◆ Data shown:
☆ ☆ ☆ ☆

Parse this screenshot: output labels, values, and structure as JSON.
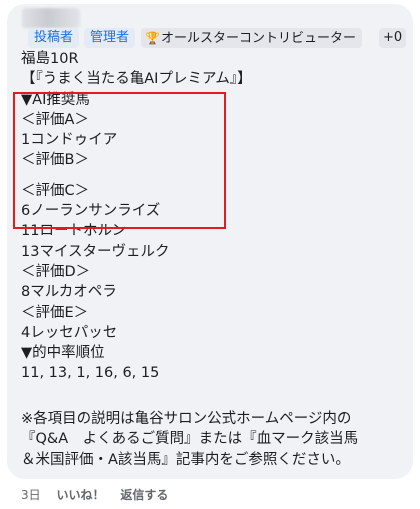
{
  "comment": {
    "badges": {
      "poster": "投稿者",
      "admin": "管理者",
      "contributor": "オールスターコントリビューター",
      "more": "+0"
    },
    "icons": {
      "contributor": "trophy-icon"
    },
    "lines": [
      "福島10R",
      "【『うまく当たる亀AIプレミアム』】",
      "▼AI推奨馬",
      "＜評価A＞",
      "1コンドゥイア",
      "＜評価B＞",
      "",
      "＜評価C＞",
      "6ノーランサンライズ",
      "11ロートホルン",
      "13マイスターヴェルク",
      "＜評価D＞",
      "8マルカオペラ",
      "＜評価E＞",
      "4レッセパッセ",
      "▼的中率順位",
      "11, 13, 1, 16, 6, 15"
    ],
    "note_lines": [
      "※各項目の説明は亀谷サロン公式ホームページ内の",
      "『Q&A　よくあるご質問』または『血マーク該当馬",
      "＆米国評価・A該当馬』記事内をご参照ください。"
    ]
  },
  "actions": {
    "time": "3日",
    "like": "いいね！",
    "reply": "返信する"
  },
  "colors": {
    "bubble": "#f0f2f5",
    "badge_blue": "#216fdb",
    "highlight": "#e41b1b"
  }
}
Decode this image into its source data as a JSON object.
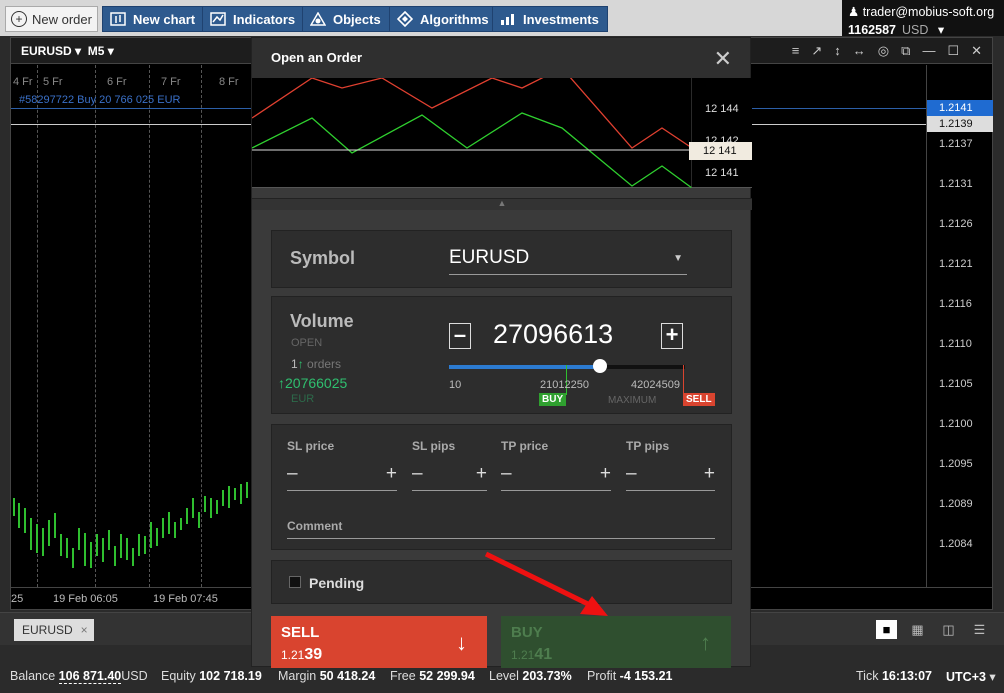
{
  "toolbar": {
    "new_order": "New order",
    "new_chart": "New chart",
    "indicators": "Indicators",
    "objects": "Objects",
    "algorithms": "Algorithms",
    "investments": "Investments"
  },
  "account": {
    "email": "trader@mobius-soft.org",
    "id": "1162587",
    "currency": "USD"
  },
  "chart": {
    "symbol": "EURUSD",
    "timeframe": "M5",
    "dates": [
      "4 Fr",
      "5 Fr",
      "6 Fr",
      "7 Fr",
      "8 Fr"
    ],
    "order_line": "#58297722 Buy 20 766 025 EUR",
    "price_labels": [
      "1.2137",
      "1.2131",
      "1.2126",
      "1.2121",
      "1.2116",
      "1.2110",
      "1.2105",
      "1.2100",
      "1.2095",
      "1.2089",
      "1.2084"
    ],
    "price_tag_blue": "1.2141",
    "price_tag_white": "1.2139",
    "time_labels": [
      "25",
      "19 Feb 06:05",
      "19 Feb 07:45"
    ]
  },
  "tabs": {
    "active": "EURUSD",
    "close": "×"
  },
  "status": {
    "balance_label": "Balance",
    "balance": "106 871.40",
    "balance_cur": "USD",
    "equity_label": "Equity",
    "equity": "102 718.19",
    "margin_label": "Margin",
    "margin": "50 418.24",
    "free_label": "Free",
    "free": "52 299.94",
    "level_label": "Level",
    "level": "203.73%",
    "profit_label": "Profit",
    "profit": "-4 153.21",
    "tick_label": "Tick",
    "tick": "16:13:07",
    "tz": "UTC+3"
  },
  "modal": {
    "title": "Open an Order",
    "mini_prices": [
      "12 144",
      "12 142",
      "12 141",
      "12 141"
    ],
    "symbol_label": "Symbol",
    "symbol_value": "EURUSD",
    "volume_label": "Volume",
    "volume_value": "27096613",
    "open_label": "OPEN",
    "orders_count": "1",
    "orders_label": "orders",
    "open_volume": "20766025",
    "open_currency": "EUR",
    "slider_min": "10",
    "slider_mid": "21012250",
    "slider_max": "42024509",
    "buy_badge": "BUY",
    "maximum_label": "MAXIMUM",
    "sell_badge": "SELL",
    "sl_price": "SL price",
    "sl_pips": "SL pips",
    "tp_price": "TP price",
    "tp_pips": "TP pips",
    "minus": "–",
    "plus": "+",
    "comment_label": "Comment",
    "pending_label": "Pending",
    "sell_label": "SELL",
    "sell_price_a": "1.21",
    "sell_price_b": "39",
    "buy_label": "BUY",
    "buy_price_a": "1.21",
    "buy_price_b": "41"
  },
  "colors": {
    "sell": "#d9442f",
    "buy": "#2f4f2f",
    "accent": "#2c7bd1"
  }
}
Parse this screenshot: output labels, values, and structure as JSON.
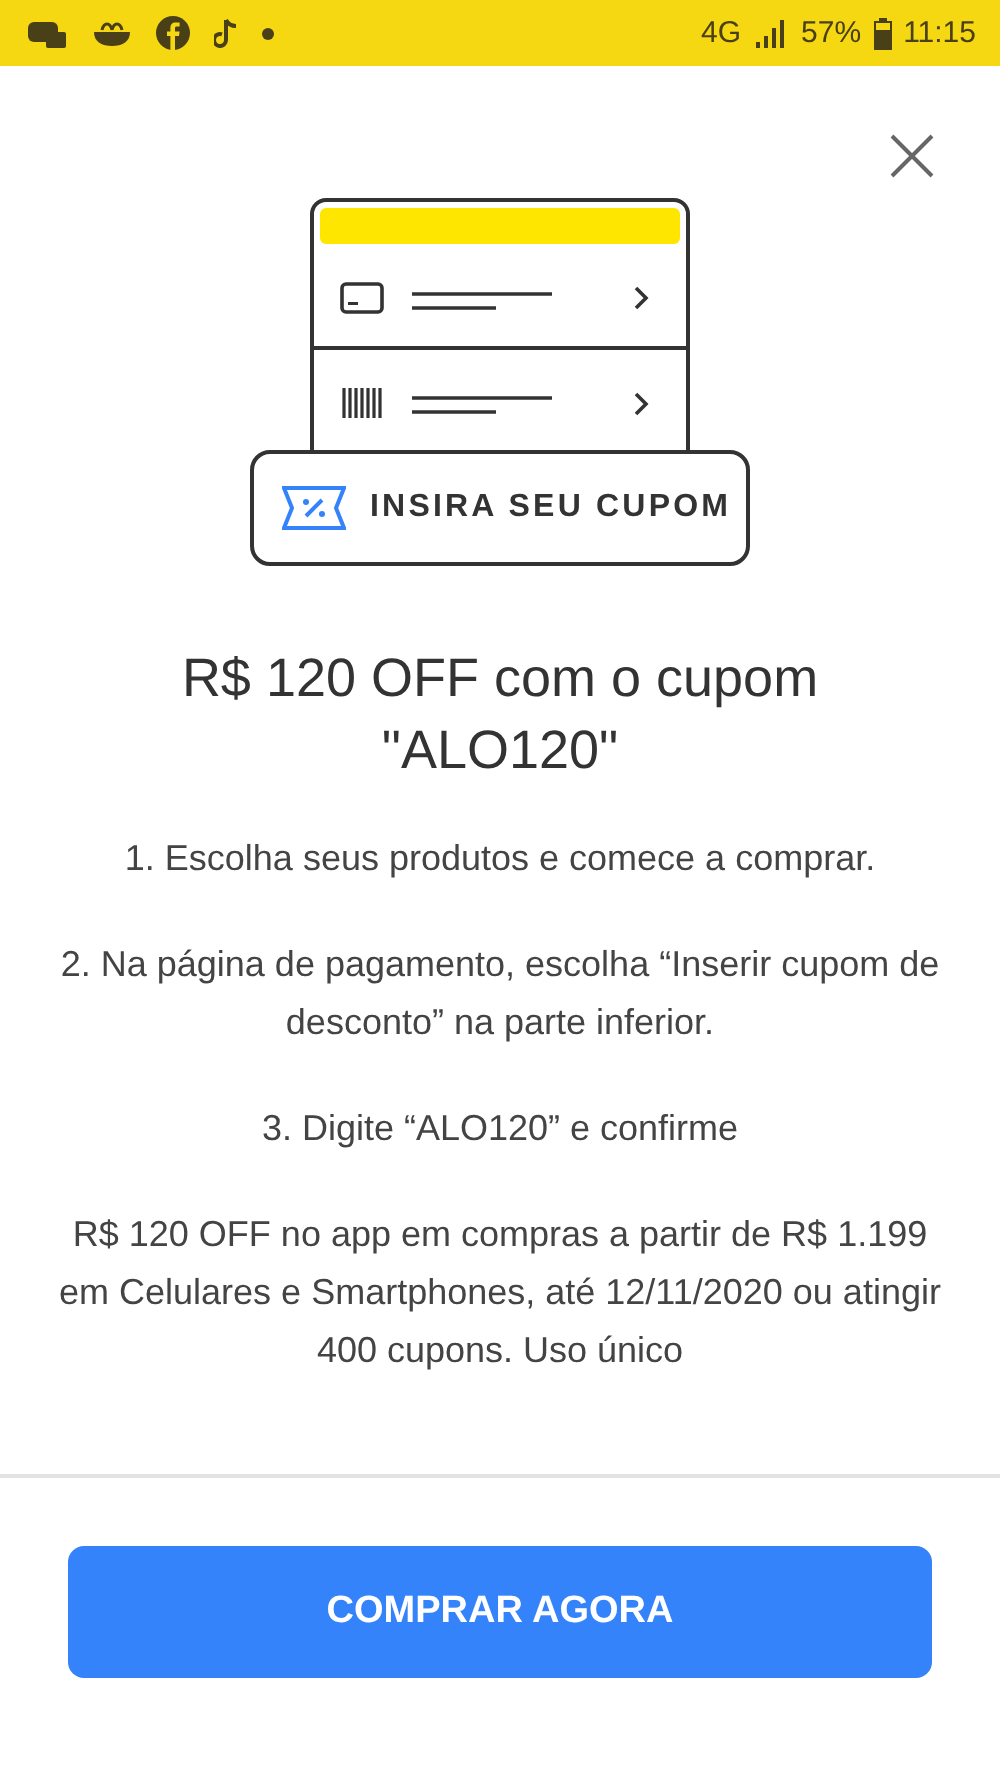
{
  "status_bar": {
    "battery": "57%",
    "time": "11:15",
    "network": "4G"
  },
  "illustration": {
    "coupon_label": "INSIRA SEU CUPOM"
  },
  "title": "R$ 120 OFF com o cupom \"ALO120\"",
  "paragraphs": [
    "1. Escolha seus produtos e comece a comprar.",
    "2. Na página de pagamento, escolha “Inserir cupom de desconto” na parte inferior.",
    "3. Digite “ALO120” e confirme",
    "R$ 120 OFF no app em compras a partir de R$ 1.199 em Celulares e Smartphones, até 12/11/2020 ou atingir 400 cupons. Uso único"
  ],
  "button": {
    "label": "COMPRAR AGORA"
  }
}
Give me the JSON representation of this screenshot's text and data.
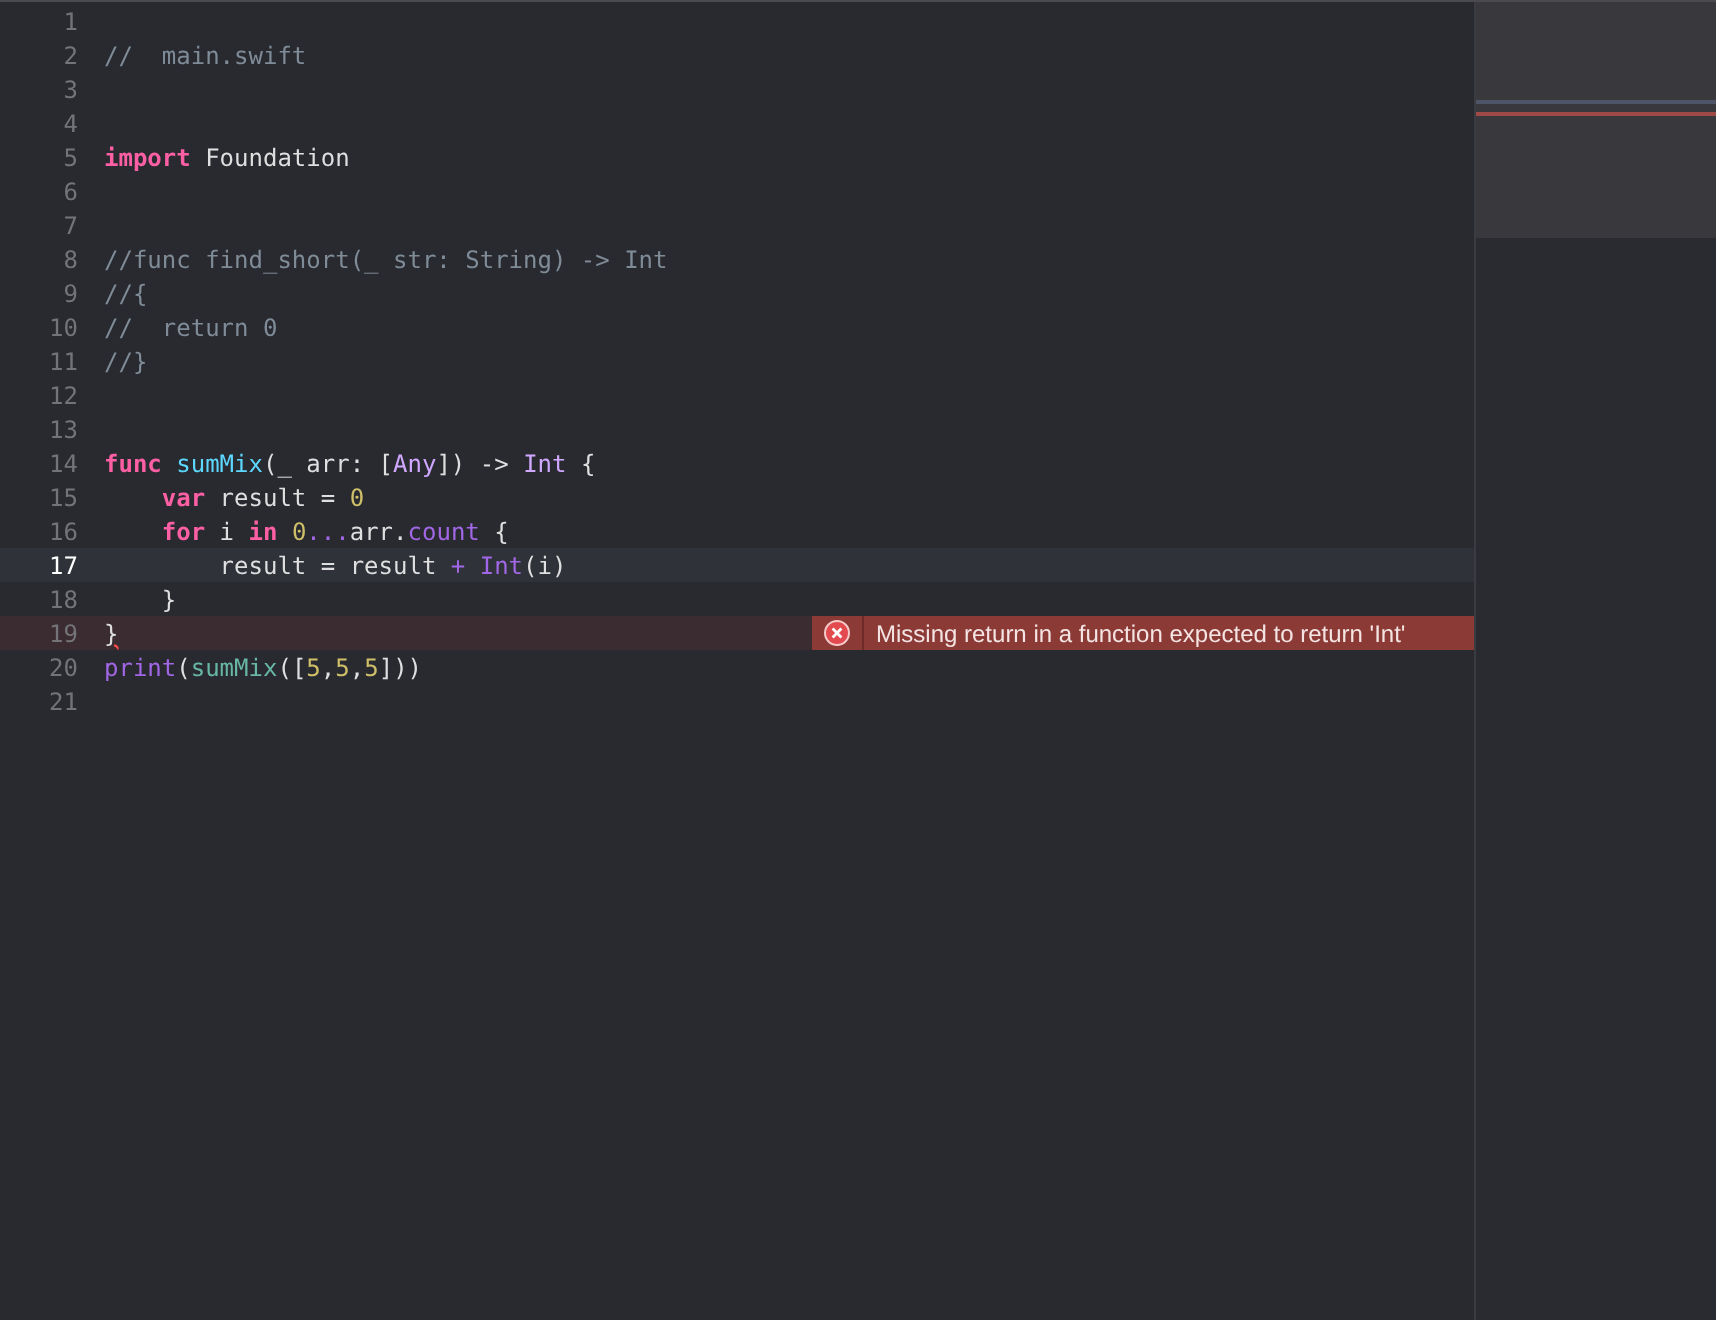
{
  "editor": {
    "lines": [
      {
        "number": "1",
        "current": false
      },
      {
        "number": "2",
        "current": false,
        "tokens": [
          {
            "kind": "comment",
            "text": "//  main.swift"
          }
        ]
      },
      {
        "number": "3",
        "current": false
      },
      {
        "number": "4",
        "current": false
      },
      {
        "number": "5",
        "current": false,
        "tokens": [
          {
            "kind": "keyword",
            "text": "import"
          },
          {
            "kind": "plain",
            "text": " Foundation"
          }
        ]
      },
      {
        "number": "6",
        "current": false
      },
      {
        "number": "7",
        "current": false
      },
      {
        "number": "8",
        "current": false,
        "tokens": [
          {
            "kind": "comment",
            "text": "//func find_short(_ str: String) -> Int"
          }
        ]
      },
      {
        "number": "9",
        "current": false,
        "tokens": [
          {
            "kind": "comment",
            "text": "//{"
          }
        ]
      },
      {
        "number": "10",
        "current": false,
        "tokens": [
          {
            "kind": "comment",
            "text": "//  return 0"
          }
        ]
      },
      {
        "number": "11",
        "current": false,
        "tokens": [
          {
            "kind": "comment",
            "text": "//}"
          }
        ]
      },
      {
        "number": "12",
        "current": false
      },
      {
        "number": "13",
        "current": false
      },
      {
        "number": "14",
        "current": false,
        "tokens": [
          {
            "kind": "keyword",
            "text": "func"
          },
          {
            "kind": "declaration",
            "text": " sumMix"
          },
          {
            "kind": "plain",
            "text": "(_ arr: ["
          },
          {
            "kind": "type",
            "text": "Any"
          },
          {
            "kind": "plain",
            "text": "]) -> "
          },
          {
            "kind": "type",
            "text": "Int"
          },
          {
            "kind": "plain",
            "text": " {"
          }
        ]
      },
      {
        "number": "15",
        "current": false,
        "tokens": [
          {
            "kind": "keyword",
            "text": "    var"
          },
          {
            "kind": "plain",
            "text": " result = "
          },
          {
            "kind": "number",
            "text": "0"
          }
        ]
      },
      {
        "number": "16",
        "current": false,
        "tokens": [
          {
            "kind": "keyword",
            "text": "    for"
          },
          {
            "kind": "plain",
            "text": " i "
          },
          {
            "kind": "keyword",
            "text": "in"
          },
          {
            "kind": "number",
            "text": " 0"
          },
          {
            "kind": "member",
            "text": "..."
          },
          {
            "kind": "plain",
            "text": "arr."
          },
          {
            "kind": "member",
            "text": "count"
          },
          {
            "kind": "plain",
            "text": " {"
          }
        ]
      },
      {
        "number": "17",
        "current": true,
        "tokens": [
          {
            "kind": "plain",
            "text": "        result = result "
          },
          {
            "kind": "member",
            "text": "+"
          },
          {
            "kind": "member",
            "text": " Int"
          },
          {
            "kind": "plain",
            "text": "(i)"
          }
        ]
      },
      {
        "number": "18",
        "current": false,
        "tokens": [
          {
            "kind": "plain",
            "text": "    }"
          }
        ]
      },
      {
        "number": "19",
        "current": false,
        "tokens": [
          {
            "kind": "error",
            "text": "}"
          }
        ],
        "error": "Missing return in a function expected to return 'Int'"
      },
      {
        "number": "20",
        "current": false,
        "tokens": [
          {
            "kind": "member",
            "text": "print"
          },
          {
            "kind": "plain",
            "text": "("
          },
          {
            "kind": "call",
            "text": "sumMix"
          },
          {
            "kind": "plain",
            "text": "(["
          },
          {
            "kind": "number",
            "text": "5"
          },
          {
            "kind": "plain",
            "text": ","
          },
          {
            "kind": "number",
            "text": "5"
          },
          {
            "kind": "plain",
            "text": ","
          },
          {
            "kind": "number",
            "text": "5"
          },
          {
            "kind": "plain",
            "text": "]))"
          }
        ]
      },
      {
        "number": "21",
        "current": false
      }
    ]
  }
}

☆ ☆ ☆ ☆

◆ Objective: Tally the lines above that contain the word "return", and reply with only the number.

◆ Output of the task: 2